Quote the full listing word for word.

◇ ◇ ◇

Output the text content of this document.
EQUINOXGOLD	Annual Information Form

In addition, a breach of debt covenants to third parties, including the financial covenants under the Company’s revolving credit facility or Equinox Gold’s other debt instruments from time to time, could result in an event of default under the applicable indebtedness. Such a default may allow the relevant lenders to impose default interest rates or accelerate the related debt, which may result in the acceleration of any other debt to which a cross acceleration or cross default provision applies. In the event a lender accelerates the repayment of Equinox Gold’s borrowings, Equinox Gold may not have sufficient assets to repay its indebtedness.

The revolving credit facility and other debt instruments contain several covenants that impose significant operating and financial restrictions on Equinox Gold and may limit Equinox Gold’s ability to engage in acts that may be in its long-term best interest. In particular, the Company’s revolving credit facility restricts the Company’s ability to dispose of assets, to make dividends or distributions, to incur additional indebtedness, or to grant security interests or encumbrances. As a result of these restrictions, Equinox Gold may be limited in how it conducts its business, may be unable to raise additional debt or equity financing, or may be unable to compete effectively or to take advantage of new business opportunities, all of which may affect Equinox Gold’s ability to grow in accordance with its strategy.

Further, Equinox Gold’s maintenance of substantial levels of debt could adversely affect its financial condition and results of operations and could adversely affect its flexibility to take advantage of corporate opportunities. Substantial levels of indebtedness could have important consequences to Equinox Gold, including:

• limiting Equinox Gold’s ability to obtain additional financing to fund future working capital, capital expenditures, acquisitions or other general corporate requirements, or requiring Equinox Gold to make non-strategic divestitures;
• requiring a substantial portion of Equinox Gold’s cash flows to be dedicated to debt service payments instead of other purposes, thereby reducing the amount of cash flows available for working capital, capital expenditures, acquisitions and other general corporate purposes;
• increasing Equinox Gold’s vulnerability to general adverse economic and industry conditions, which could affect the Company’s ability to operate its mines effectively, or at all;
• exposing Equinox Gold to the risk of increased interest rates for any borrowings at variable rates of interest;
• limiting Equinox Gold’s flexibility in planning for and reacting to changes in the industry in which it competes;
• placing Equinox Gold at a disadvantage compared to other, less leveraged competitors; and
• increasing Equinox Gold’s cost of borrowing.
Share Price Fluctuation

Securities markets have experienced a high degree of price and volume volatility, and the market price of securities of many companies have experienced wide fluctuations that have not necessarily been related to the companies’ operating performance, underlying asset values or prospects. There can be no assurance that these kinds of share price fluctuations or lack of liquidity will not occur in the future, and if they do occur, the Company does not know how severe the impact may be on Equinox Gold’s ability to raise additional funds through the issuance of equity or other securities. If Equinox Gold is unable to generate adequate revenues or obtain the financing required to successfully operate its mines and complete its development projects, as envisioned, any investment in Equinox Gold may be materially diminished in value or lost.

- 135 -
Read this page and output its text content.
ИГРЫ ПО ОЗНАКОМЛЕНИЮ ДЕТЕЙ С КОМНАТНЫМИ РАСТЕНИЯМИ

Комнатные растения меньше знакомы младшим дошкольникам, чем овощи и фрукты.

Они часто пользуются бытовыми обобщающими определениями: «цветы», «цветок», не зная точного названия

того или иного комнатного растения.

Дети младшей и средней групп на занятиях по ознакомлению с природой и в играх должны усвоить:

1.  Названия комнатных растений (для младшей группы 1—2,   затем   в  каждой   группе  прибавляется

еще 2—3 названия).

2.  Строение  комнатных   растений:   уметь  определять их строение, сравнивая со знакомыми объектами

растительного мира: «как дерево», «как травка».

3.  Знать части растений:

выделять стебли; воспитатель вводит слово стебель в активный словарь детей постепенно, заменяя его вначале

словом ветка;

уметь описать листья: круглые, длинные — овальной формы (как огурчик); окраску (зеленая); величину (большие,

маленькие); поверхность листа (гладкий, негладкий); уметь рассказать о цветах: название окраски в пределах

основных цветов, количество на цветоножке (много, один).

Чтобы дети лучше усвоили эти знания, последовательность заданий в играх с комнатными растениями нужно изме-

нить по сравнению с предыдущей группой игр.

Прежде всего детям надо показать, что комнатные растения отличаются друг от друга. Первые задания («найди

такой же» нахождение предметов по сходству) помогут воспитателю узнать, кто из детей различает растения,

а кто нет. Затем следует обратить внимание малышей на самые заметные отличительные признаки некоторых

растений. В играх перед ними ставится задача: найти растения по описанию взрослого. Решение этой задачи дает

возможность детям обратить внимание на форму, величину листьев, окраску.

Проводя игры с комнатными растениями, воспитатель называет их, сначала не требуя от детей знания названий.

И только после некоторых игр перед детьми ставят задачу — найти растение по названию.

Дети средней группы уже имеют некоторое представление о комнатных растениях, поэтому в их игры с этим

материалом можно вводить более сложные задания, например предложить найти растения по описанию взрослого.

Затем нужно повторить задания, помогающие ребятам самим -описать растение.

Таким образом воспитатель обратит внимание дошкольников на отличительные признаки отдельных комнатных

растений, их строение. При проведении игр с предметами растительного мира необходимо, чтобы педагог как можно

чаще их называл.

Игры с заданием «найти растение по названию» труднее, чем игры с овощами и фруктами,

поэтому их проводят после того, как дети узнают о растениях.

◇ ◇ ◇

## ANSWER TO THE TASK
Output the text content of this document.
EQUINOXGOLD	Annual Information Form

In addition, a breach of debt covenants to third parties, including the financial covenants under the Company’s revolving credit facility or Equinox Gold’s other debt instruments from time to time, could result in an event of default under the applicable indebtedness. Such a default may allow the relevant lenders to impose default interest rates or accelerate the related debt, which may result in the acceleration of any other debt to which a cross acceleration or cross default provision applies. In the event a lender accelerates the repayment of Equinox Gold’s borrowings, Equinox Gold may not have sufficient assets to repay its indebtedness.

The revolving credit facility and other debt instruments contain several covenants that impose significant operating and financial restrictions on Equinox Gold and may limit Equinox Gold’s ability to engage in acts that may be in its long-term best interest. In particular, the Company’s revolving credit facility restricts the Company’s ability to dispose of assets, to make dividends or distributions, to incur additional indebtedness, or to grant security interests or encumbrances. As a result of these restrictions, Equinox Gold may be limited in how it conducts its business, may be unable to raise additional debt or equity financing, or may be unable to compete effectively or to take advantage of new business opportunities, all of which may affect Equinox Gold’s ability to grow in accordance with its strategy.

Further, Equinox Gold’s maintenance of substantial levels of debt could adversely affect its financial condition and results of operations and could adversely affect its flexibility to take advantage of corporate opportunities. Substantial levels of indebtedness could have important consequences to Equinox Gold, including:

• limiting Equinox Gold’s ability to obtain additional financing to fund future working capital, capital expenditures, acquisitions or other general corporate requirements, or requiring Equinox Gold to make non-strategic divestitures;
• requiring a substantial portion of Equinox Gold’s cash flows to be dedicated to debt service payments instead of other purposes, thereby reducing the amount of cash flows available for working capital, capital expenditures, acquisitions and other general corporate purposes;
• increasing Equinox Gold’s vulnerability to general adverse economic and industry conditions, which could affect the Company’s ability to operate its mines effectively, or at all;
• exposing Equinox Gold to the risk of increased interest rates for any borrowings at variable rates of interest;
• limiting Equinox Gold’s flexibility in planning for and reacting to changes in the industry in which it competes;
• placing Equinox Gold at a disadvantage compared to other, less leveraged competitors; and
• increasing Equinox Gold’s cost of borrowing.
Share Price Fluctuation

Securities markets have experienced a high degree of price and volume volatility, and the market price of securities of many companies have experienced wide fluctuations that have not necessarily been related to the companies’ operating performance, underlying asset values or prospects. There can be no assurance that these kinds of share price fluctuations or lack of liquidity will not occur in the future, and if they do occur, the Company does not know how severe the impact may be on Equinox Gold’s ability to raise additional funds through the issuance of equity or other securities. If Equinox Gold is unable to generate adequate revenues or obtain the financing required to successfully operate its mines and complete its development projects, as envisioned, any investment in Equinox Gold may be materially diminished in value or lost.

- 135 -
Read this page and output its text content.
ИГРЫ ПО ОЗНАКОМЛЕНИЮ ДЕТЕЙ С КОМНАТНЫМИ РАСТЕНИЯМИ

Комнатные растения меньше знакомы младшим дошкольникам, чем овощи и фрукты.

Они часто пользуются бытовыми обобщающими определениями: «цветы», «цветок», не зная точного названия

того или иного комнатного растения.

Дети младшей и средней групп на занятиях по ознакомлению с природой и в играх должны усвоить:

1.  Названия комнатных растений (для младшей группы 1—2,   затем   в  каждой   группе  прибавляется

еще 2—3 названия).

2.  Строение  комнатных   растений:   уметь  определять их строение, сравнивая со знакомыми объектами

растительного мира: «как дерево», «как травка».

3.  Знать части растений:

выделять стебли; воспитатель вводит слово стебель в активный словарь детей постепенно, заменяя его вначале

словом ветка;

уметь описать листья: круглые, длинные — овальной формы (как огурчик); окраску (зеленая); величину (большие,

маленькие); поверхность листа (гладкий, негладкий); уметь рассказать о цветах: название окраски в пределах

основных цветов, количество на цветоножке (много, один).

Чтобы дети лучше усвоили эти знания, последовательность заданий в играх с комнатными растениями нужно изме-

нить по сравнению с предыдущей группой игр.

Прежде всего детям надо показать, что комнатные растения отличаются друг от друга. Первые задания («найди

такой же» нахождение предметов по сходству) помогут воспитателю узнать, кто из детей различает растения,

а кто нет. Затем следует обратить внимание малышей на самые заметные отличительные признаки некоторых

растений. В играх перед ними ставится задача: найти растения по описанию взрослого. Решение этой задачи дает

возможность детям обратить внимание на форму, величину листьев, окраску.

Проводя игры с комнатными растениями, воспитатель называет их, сначала не требуя от детей знания названий.

И только после некоторых игр перед детьми ставят задачу — найти растение по названию.

Дети средней группы уже имеют некоторое представление о комнатных растениях, поэтому в их игры с этим

материалом можно вводить более сложные задания, например предложить найти растения по описанию взрослого.

Затем нужно повторить задания, помогающие ребятам самим -описать растение.

Таким образом воспитатель обратит внимание дошкольников на отличительные признаки отдельных комнатных

растений, их строение. При проведении игр с предметами растительного мира необходимо, чтобы педагог как можно

чаще их называл.

Игры с заданием «найти растение по названию» труднее, чем игры с овощами и фруктами,

поэтому их проводят после того, как дети узнают о растениях.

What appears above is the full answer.